* What the task requires
Copy out the rows verbatim, starting at the first row and ending at the row that contains "table-row: 0.46 0.46 [29,214,384,243]", including both.

* Available data

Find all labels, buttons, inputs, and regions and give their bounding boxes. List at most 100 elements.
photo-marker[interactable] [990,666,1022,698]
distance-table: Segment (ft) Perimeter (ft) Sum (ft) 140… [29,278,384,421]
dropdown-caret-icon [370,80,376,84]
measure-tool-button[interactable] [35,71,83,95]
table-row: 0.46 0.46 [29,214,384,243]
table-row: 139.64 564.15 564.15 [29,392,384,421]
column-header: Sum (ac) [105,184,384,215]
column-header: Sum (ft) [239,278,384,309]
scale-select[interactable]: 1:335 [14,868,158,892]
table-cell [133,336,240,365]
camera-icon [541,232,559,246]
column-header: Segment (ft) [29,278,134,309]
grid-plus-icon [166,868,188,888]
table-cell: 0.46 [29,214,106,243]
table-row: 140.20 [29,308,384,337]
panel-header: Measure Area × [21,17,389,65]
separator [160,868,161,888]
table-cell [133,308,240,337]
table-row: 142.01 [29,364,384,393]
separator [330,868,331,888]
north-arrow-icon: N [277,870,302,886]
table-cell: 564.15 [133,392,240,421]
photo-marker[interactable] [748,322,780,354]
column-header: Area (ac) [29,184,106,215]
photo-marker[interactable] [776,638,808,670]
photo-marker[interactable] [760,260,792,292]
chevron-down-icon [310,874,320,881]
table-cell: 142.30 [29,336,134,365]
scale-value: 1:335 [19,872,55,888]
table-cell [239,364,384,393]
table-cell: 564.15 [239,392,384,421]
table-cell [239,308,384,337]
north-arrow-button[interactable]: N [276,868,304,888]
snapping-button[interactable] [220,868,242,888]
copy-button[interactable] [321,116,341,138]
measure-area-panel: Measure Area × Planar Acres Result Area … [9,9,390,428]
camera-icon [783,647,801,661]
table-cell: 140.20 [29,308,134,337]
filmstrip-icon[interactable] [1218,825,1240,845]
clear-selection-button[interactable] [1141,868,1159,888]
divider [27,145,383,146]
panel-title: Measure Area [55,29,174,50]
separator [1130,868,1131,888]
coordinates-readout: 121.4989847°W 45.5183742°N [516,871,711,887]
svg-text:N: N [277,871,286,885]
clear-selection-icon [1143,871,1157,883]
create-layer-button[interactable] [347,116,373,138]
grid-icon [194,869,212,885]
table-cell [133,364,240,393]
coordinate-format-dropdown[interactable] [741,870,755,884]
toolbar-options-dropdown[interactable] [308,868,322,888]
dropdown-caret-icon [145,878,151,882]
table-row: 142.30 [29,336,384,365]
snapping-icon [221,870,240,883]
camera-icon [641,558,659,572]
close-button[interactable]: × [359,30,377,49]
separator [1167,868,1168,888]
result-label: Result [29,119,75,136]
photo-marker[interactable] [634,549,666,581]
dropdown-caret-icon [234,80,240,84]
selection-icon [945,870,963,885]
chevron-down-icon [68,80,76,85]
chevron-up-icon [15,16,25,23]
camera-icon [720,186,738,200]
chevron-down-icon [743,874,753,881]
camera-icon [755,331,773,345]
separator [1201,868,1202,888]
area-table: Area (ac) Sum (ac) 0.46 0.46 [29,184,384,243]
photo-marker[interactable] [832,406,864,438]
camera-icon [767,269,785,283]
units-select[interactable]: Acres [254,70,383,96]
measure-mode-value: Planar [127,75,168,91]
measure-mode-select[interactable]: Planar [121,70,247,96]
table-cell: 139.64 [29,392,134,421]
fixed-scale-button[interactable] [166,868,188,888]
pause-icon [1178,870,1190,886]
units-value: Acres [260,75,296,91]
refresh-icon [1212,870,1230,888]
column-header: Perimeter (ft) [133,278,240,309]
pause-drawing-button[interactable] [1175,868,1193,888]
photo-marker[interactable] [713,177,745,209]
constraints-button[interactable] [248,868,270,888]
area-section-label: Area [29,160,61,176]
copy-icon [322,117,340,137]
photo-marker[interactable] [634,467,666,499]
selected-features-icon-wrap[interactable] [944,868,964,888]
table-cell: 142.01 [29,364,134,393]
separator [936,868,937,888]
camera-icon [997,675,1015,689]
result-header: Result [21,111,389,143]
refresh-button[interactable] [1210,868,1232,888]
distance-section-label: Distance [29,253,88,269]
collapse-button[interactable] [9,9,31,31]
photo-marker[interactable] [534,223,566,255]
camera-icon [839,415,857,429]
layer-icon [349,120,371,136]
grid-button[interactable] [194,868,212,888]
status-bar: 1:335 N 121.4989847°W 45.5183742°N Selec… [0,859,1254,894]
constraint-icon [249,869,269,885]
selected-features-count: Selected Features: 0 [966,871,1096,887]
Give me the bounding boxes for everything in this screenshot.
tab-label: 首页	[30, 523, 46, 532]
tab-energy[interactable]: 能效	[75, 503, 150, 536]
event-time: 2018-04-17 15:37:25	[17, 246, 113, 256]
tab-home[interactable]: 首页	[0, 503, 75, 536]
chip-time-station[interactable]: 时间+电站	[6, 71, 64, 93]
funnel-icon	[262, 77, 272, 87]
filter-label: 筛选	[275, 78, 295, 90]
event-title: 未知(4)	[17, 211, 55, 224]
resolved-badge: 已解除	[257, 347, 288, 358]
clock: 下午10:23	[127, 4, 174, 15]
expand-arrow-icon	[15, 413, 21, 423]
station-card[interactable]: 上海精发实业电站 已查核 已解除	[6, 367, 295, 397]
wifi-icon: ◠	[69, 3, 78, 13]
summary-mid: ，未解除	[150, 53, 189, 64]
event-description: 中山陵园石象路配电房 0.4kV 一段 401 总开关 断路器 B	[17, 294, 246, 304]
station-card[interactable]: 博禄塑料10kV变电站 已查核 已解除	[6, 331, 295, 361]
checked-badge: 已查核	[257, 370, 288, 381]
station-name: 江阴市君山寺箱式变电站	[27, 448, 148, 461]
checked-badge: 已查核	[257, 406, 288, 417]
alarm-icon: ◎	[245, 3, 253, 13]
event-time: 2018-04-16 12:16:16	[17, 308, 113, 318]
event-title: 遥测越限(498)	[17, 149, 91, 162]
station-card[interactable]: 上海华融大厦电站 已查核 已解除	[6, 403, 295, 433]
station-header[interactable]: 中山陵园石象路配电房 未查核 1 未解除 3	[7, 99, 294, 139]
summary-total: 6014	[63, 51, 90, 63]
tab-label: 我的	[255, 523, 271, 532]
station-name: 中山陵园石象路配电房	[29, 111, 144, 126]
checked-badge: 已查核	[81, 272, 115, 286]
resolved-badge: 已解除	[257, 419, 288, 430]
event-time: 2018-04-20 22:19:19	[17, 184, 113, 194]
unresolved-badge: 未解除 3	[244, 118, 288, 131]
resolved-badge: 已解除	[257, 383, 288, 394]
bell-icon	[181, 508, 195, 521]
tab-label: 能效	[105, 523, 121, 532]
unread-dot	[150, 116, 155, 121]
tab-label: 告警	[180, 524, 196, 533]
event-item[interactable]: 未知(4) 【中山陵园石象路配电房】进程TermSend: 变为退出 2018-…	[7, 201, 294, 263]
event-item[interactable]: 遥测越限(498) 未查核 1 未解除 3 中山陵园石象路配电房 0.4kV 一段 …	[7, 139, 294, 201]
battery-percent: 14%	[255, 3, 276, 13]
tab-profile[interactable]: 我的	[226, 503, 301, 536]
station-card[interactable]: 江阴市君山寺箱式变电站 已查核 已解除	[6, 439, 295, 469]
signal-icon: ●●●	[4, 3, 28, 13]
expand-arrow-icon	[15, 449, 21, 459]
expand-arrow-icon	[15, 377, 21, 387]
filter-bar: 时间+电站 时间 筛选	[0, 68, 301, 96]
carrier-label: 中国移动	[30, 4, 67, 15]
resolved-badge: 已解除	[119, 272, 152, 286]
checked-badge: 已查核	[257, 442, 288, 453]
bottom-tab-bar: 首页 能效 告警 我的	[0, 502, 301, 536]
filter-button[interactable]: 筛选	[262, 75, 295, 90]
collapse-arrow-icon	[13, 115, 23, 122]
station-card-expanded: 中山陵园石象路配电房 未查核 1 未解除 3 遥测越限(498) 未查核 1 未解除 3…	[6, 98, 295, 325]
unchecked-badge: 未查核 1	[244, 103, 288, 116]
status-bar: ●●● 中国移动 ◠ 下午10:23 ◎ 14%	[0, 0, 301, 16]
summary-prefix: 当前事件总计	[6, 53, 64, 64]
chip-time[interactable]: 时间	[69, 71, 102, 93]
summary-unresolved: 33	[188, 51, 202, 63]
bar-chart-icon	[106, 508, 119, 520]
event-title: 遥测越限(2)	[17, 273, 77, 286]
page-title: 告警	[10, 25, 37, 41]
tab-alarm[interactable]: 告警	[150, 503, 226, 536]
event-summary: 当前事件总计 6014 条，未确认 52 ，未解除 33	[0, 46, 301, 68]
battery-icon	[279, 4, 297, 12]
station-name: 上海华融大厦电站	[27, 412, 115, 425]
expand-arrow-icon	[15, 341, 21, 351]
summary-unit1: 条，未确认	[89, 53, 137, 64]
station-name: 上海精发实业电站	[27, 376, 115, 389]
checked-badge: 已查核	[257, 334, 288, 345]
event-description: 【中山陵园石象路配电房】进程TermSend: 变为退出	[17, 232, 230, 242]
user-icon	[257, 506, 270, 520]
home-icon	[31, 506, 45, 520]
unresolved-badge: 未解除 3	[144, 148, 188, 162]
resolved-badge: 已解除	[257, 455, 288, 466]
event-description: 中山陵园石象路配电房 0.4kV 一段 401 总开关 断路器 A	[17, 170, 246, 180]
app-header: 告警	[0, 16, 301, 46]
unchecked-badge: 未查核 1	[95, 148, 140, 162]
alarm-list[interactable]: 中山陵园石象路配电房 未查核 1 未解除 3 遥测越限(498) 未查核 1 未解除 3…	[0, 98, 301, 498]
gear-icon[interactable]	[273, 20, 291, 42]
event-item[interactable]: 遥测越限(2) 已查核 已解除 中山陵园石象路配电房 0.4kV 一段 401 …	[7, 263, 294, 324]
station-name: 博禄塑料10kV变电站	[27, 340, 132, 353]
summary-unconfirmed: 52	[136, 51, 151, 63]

* Answer for this exercise
Find all labels, buttons, inputs, and regions and give their bounding boxes. List at most 100 elements.
photo-marker[interactable] [990,666,1022,698]
distance-table: Segment (ft) Perimeter (ft) Sum (ft) 140… [29,278,384,421]
dropdown-caret-icon [370,80,376,84]
measure-tool-button[interactable] [35,71,83,95]
table-row: 0.46 0.46 [29,214,384,243]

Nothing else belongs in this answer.